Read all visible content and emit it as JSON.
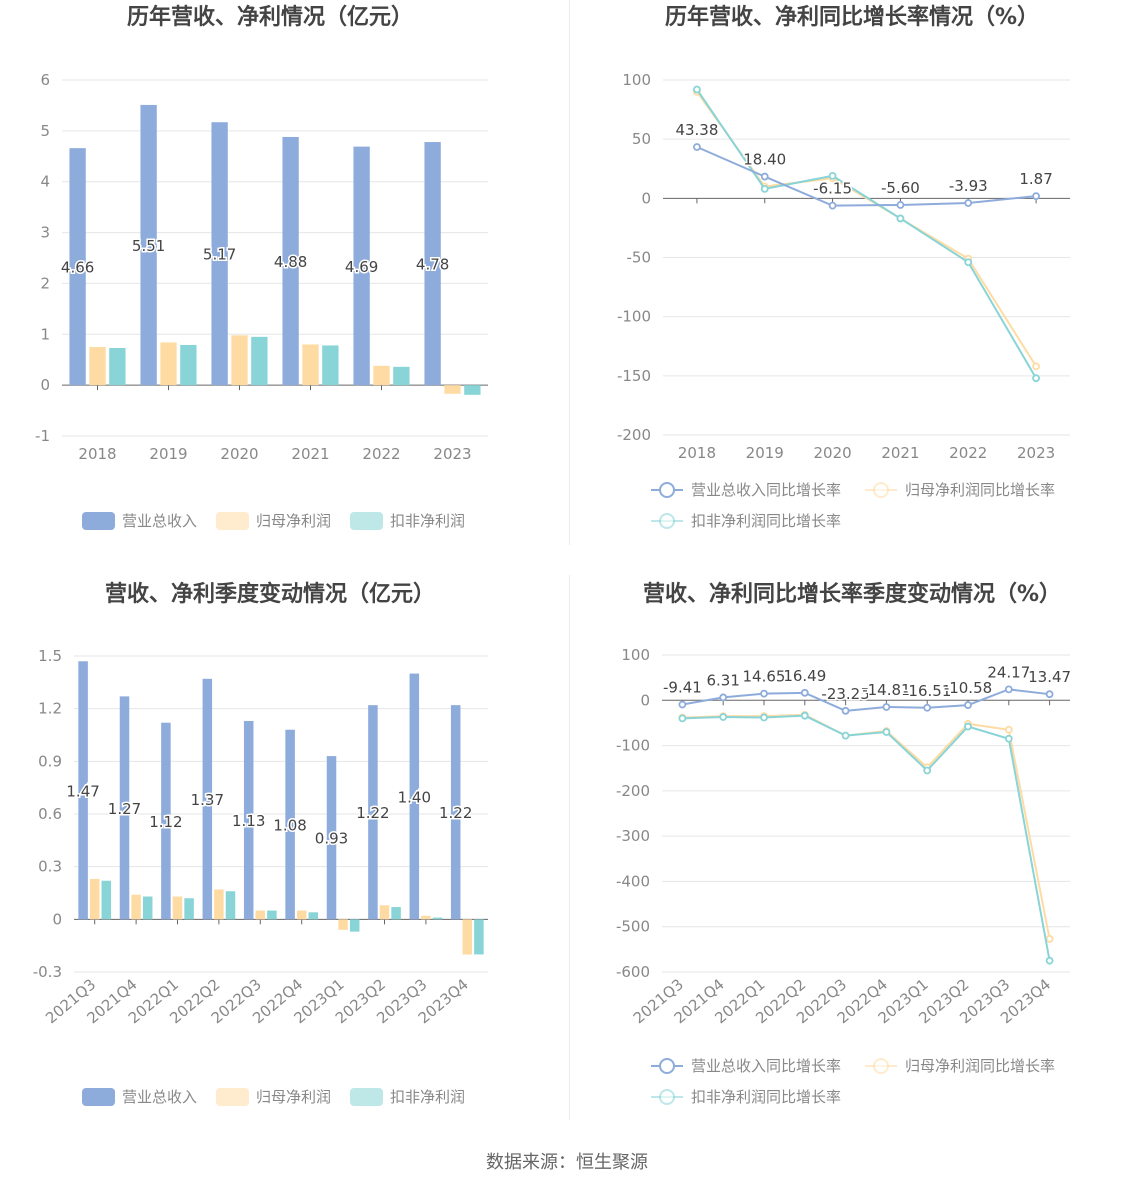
{
  "colors": {
    "revenue": "#8eacdb",
    "net_profit": "#ffdba4",
    "deducted_profit": "#88d4d6",
    "axis": "#666666",
    "grid": "#e6e6e6",
    "text": "#444444"
  },
  "footer": {
    "source": "数据来源：恒生聚源"
  },
  "chart_data": [
    {
      "type": "bar",
      "title": "历年营收、净利情况（亿元）",
      "categories": [
        "2018",
        "2019",
        "2020",
        "2021",
        "2022",
        "2023"
      ],
      "ylim": [
        -1,
        6
      ],
      "yticks": [
        "6",
        "5",
        "4",
        "3",
        "2",
        "1",
        "0",
        "-1"
      ],
      "ytick_values": [
        6,
        5,
        4,
        3,
        2,
        1,
        0,
        -1
      ],
      "grid": true,
      "legend_position": "bottom",
      "series": [
        {
          "name": "营业总收入",
          "values": [
            4.66,
            5.51,
            5.17,
            4.88,
            4.69,
            4.78
          ],
          "labels": [
            "4.66",
            "5.51",
            "5.17",
            "4.88",
            "4.69",
            "4.78"
          ]
        },
        {
          "name": "归母净利润",
          "values": [
            0.75,
            0.84,
            0.98,
            0.8,
            0.38,
            -0.17
          ]
        },
        {
          "name": "扣非净利润",
          "values": [
            0.73,
            0.79,
            0.95,
            0.78,
            0.36,
            -0.19
          ]
        }
      ]
    },
    {
      "type": "line",
      "title": "历年营收、净利同比增长率情况（%）",
      "categories": [
        "2018",
        "2019",
        "2020",
        "2021",
        "2022",
        "2023"
      ],
      "ylim": [
        -200,
        100
      ],
      "yticks": [
        "100",
        "50",
        "0",
        "-50",
        "-100",
        "-150",
        "-200"
      ],
      "ytick_values": [
        100,
        50,
        0,
        -50,
        -100,
        -150,
        -200
      ],
      "grid": true,
      "legend_position": "bottom",
      "series": [
        {
          "name": "营业总收入同比增长率",
          "values": [
            43.38,
            18.4,
            -6.15,
            -5.6,
            -3.93,
            1.87
          ],
          "labels": [
            "43.38",
            "18.40",
            "-6.15",
            "-5.60",
            "-3.93",
            "1.87"
          ]
        },
        {
          "name": "归母净利润同比增长率",
          "values": [
            90,
            10,
            17,
            -17,
            -51,
            -142
          ]
        },
        {
          "name": "扣非净利润同比增长率",
          "values": [
            92,
            8,
            19,
            -17,
            -54,
            -152
          ]
        }
      ]
    },
    {
      "type": "bar",
      "title": "营收、净利季度变动情况（亿元）",
      "categories": [
        "2021Q3",
        "2021Q4",
        "2022Q1",
        "2022Q2",
        "2022Q3",
        "2022Q4",
        "2023Q1",
        "2023Q2",
        "2023Q3",
        "2023Q4"
      ],
      "ylim": [
        -0.3,
        1.5
      ],
      "yticks": [
        "1.5",
        "1.2",
        "0.9",
        "0.6",
        "0.3",
        "0",
        "-0.3"
      ],
      "ytick_values": [
        1.5,
        1.2,
        0.9,
        0.6,
        0.3,
        0,
        -0.3
      ],
      "grid": true,
      "legend_position": "bottom",
      "series": [
        {
          "name": "营业总收入",
          "values": [
            1.47,
            1.27,
            1.12,
            1.37,
            1.13,
            1.08,
            0.93,
            1.22,
            1.4,
            1.22
          ],
          "labels": [
            "1.47",
            "1.27",
            "1.12",
            "1.37",
            "1.13",
            "1.08",
            "0.93",
            "1.22",
            "1.40",
            "1.22"
          ]
        },
        {
          "name": "归母净利润",
          "values": [
            0.23,
            0.14,
            0.13,
            0.17,
            0.05,
            0.05,
            -0.06,
            0.08,
            0.02,
            -0.2
          ]
        },
        {
          "name": "扣非净利润",
          "values": [
            0.22,
            0.13,
            0.12,
            0.16,
            0.05,
            0.04,
            -0.07,
            0.07,
            0.01,
            -0.2
          ]
        }
      ]
    },
    {
      "type": "line",
      "title": "营收、净利同比增长率季度变动情况（%）",
      "categories": [
        "2021Q3",
        "2021Q4",
        "2022Q1",
        "2022Q2",
        "2022Q3",
        "2022Q4",
        "2023Q1",
        "2023Q2",
        "2023Q3",
        "2023Q4"
      ],
      "ylim": [
        -600,
        100
      ],
      "yticks": [
        "100",
        "0",
        "-100",
        "-200",
        "-300",
        "-400",
        "-500",
        "-600"
      ],
      "ytick_values": [
        100,
        0,
        -100,
        -200,
        -300,
        -400,
        -500,
        -600
      ],
      "grid": true,
      "legend_position": "bottom",
      "series": [
        {
          "name": "营业总收入同比增长率",
          "values": [
            -9.41,
            6.31,
            14.65,
            16.49,
            -23.25,
            -14.81,
            -16.51,
            -10.58,
            24.17,
            13.47
          ],
          "labels": [
            "-9.41",
            "6.31",
            "14.65",
            "16.49",
            "-23.25",
            "-14.81",
            "-16.51",
            "-10.58",
            "24.17",
            "13.47"
          ]
        },
        {
          "name": "归母净利润同比增长率",
          "values": [
            -38,
            -35,
            -35,
            -32,
            -78,
            -68,
            -148,
            -52,
            -65,
            -527
          ]
        },
        {
          "name": "扣非净利润同比增长率",
          "values": [
            -40,
            -37,
            -38,
            -34,
            -78,
            -70,
            -155,
            -58,
            -85,
            -575
          ]
        }
      ]
    }
  ]
}
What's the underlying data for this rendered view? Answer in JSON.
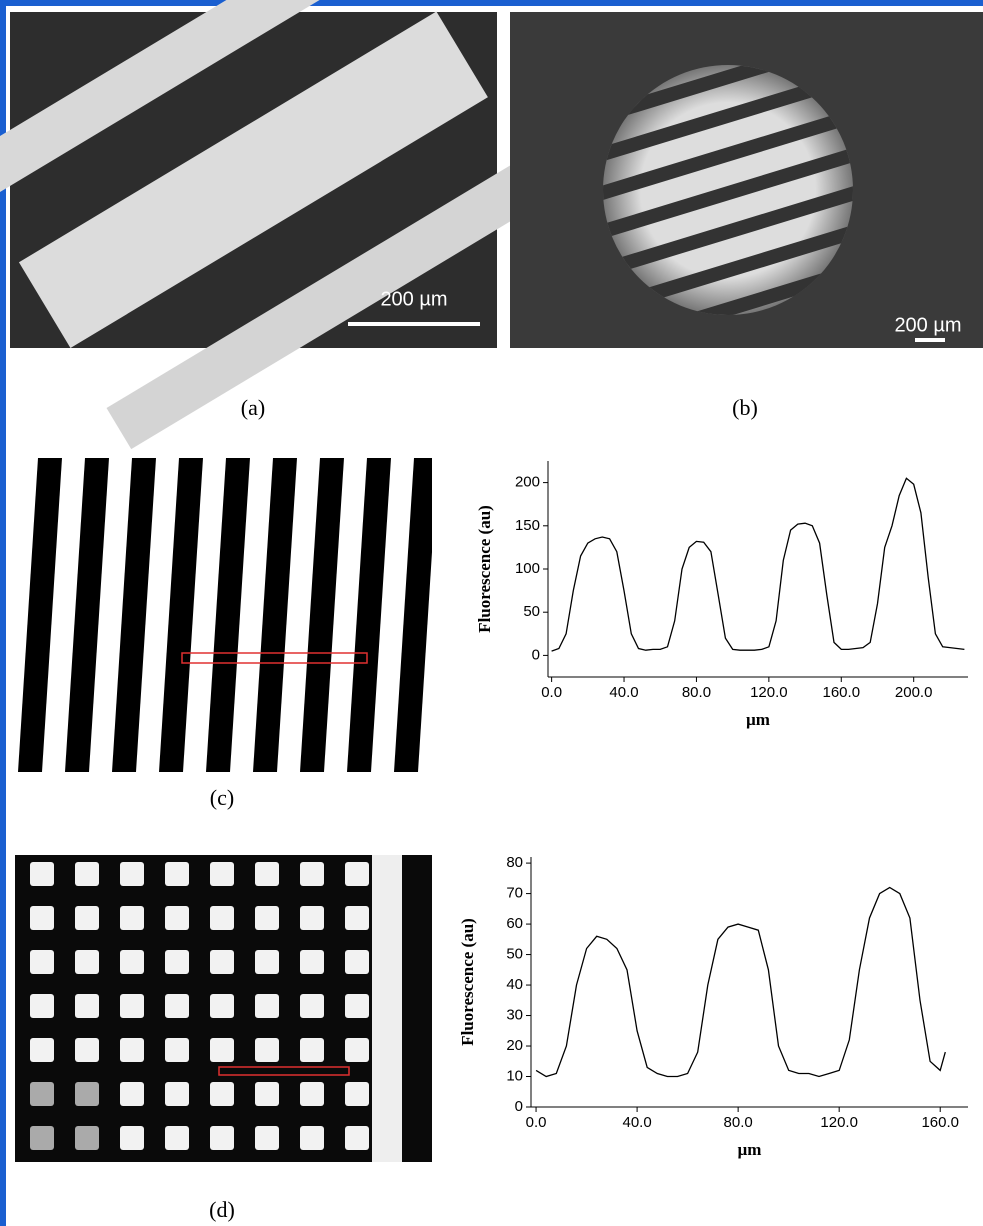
{
  "panels": {
    "a": {
      "label": "(a)",
      "scale_bar": "200 µm"
    },
    "b": {
      "label": "(b)",
      "scale_bar": "200 µm"
    },
    "c": {
      "label": "(c)"
    },
    "d": {
      "label": "(d)"
    }
  },
  "chart_data": [
    {
      "type": "line",
      "color": "#000000",
      "x_label": "µm",
      "y_label": "Fluorescence (au)",
      "x": [
        0,
        4,
        8,
        12,
        16,
        20,
        24,
        28,
        32,
        36,
        40,
        44,
        48,
        52,
        56,
        60,
        64,
        68,
        72,
        76,
        80,
        84,
        88,
        92,
        96,
        100,
        104,
        108,
        112,
        116,
        120,
        124,
        128,
        132,
        136,
        140,
        144,
        148,
        152,
        156,
        160,
        164,
        168,
        172,
        176,
        180,
        184,
        188,
        192,
        196,
        200,
        204,
        208,
        212,
        216,
        220,
        224,
        228
      ],
      "values": [
        5,
        8,
        25,
        75,
        115,
        130,
        135,
        137,
        135,
        120,
        75,
        25,
        8,
        6,
        7,
        7,
        10,
        40,
        100,
        125,
        132,
        131,
        120,
        70,
        20,
        7,
        6,
        6,
        6,
        7,
        10,
        40,
        110,
        145,
        152,
        153,
        150,
        130,
        70,
        15,
        7,
        7,
        8,
        9,
        15,
        60,
        125,
        150,
        185,
        205,
        198,
        165,
        90,
        25,
        10,
        9,
        8,
        7
      ],
      "xlim": [
        -2,
        230
      ],
      "ylim": [
        -25,
        225
      ],
      "xticks": [
        {
          "value": 0,
          "label": "0.0"
        },
        {
          "value": 40,
          "label": "40.0"
        },
        {
          "value": 80,
          "label": "80.0"
        },
        {
          "value": 120,
          "label": "120.0"
        },
        {
          "value": 160,
          "label": "160.0"
        },
        {
          "value": 200,
          "label": "200.0"
        }
      ],
      "yticks": [
        0,
        50,
        100,
        150,
        200
      ]
    },
    {
      "type": "line",
      "color": "#000000",
      "x_label": "µm",
      "y_label": "Fluorescence (au)",
      "x": [
        0,
        4,
        8,
        12,
        16,
        20,
        24,
        28,
        32,
        36,
        40,
        44,
        48,
        52,
        56,
        60,
        64,
        68,
        72,
        76,
        80,
        84,
        88,
        92,
        96,
        100,
        104,
        108,
        112,
        116,
        120,
        124,
        128,
        132,
        136,
        140,
        144,
        148,
        152,
        156,
        160,
        162
      ],
      "values": [
        12,
        10,
        11,
        20,
        40,
        52,
        56,
        55,
        52,
        45,
        25,
        13,
        11,
        10,
        10,
        11,
        18,
        40,
        55,
        59,
        60,
        59,
        58,
        45,
        20,
        12,
        11,
        11,
        10,
        11,
        12,
        22,
        45,
        62,
        70,
        72,
        70,
        62,
        35,
        15,
        12,
        18
      ],
      "xlim": [
        -2,
        171
      ],
      "ylim": [
        0,
        82
      ],
      "xticks": [
        {
          "value": 0,
          "label": "0.0"
        },
        {
          "value": 40,
          "label": "40.0"
        },
        {
          "value": 80,
          "label": "80.0"
        },
        {
          "value": 120,
          "label": "120.0"
        },
        {
          "value": 160,
          "label": "160.0"
        }
      ],
      "yticks": [
        0,
        10,
        20,
        30,
        40,
        50,
        60,
        70,
        80
      ]
    }
  ]
}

◇ ◇ ◇ ◇

*What is asked*
Reproduce each line of the material containing the word "历年营收".

*Solution to the problem*
      "title": "历年营收、净利情况（亿元）",
      "title": "历年营收、净利同比增长率情况（%）",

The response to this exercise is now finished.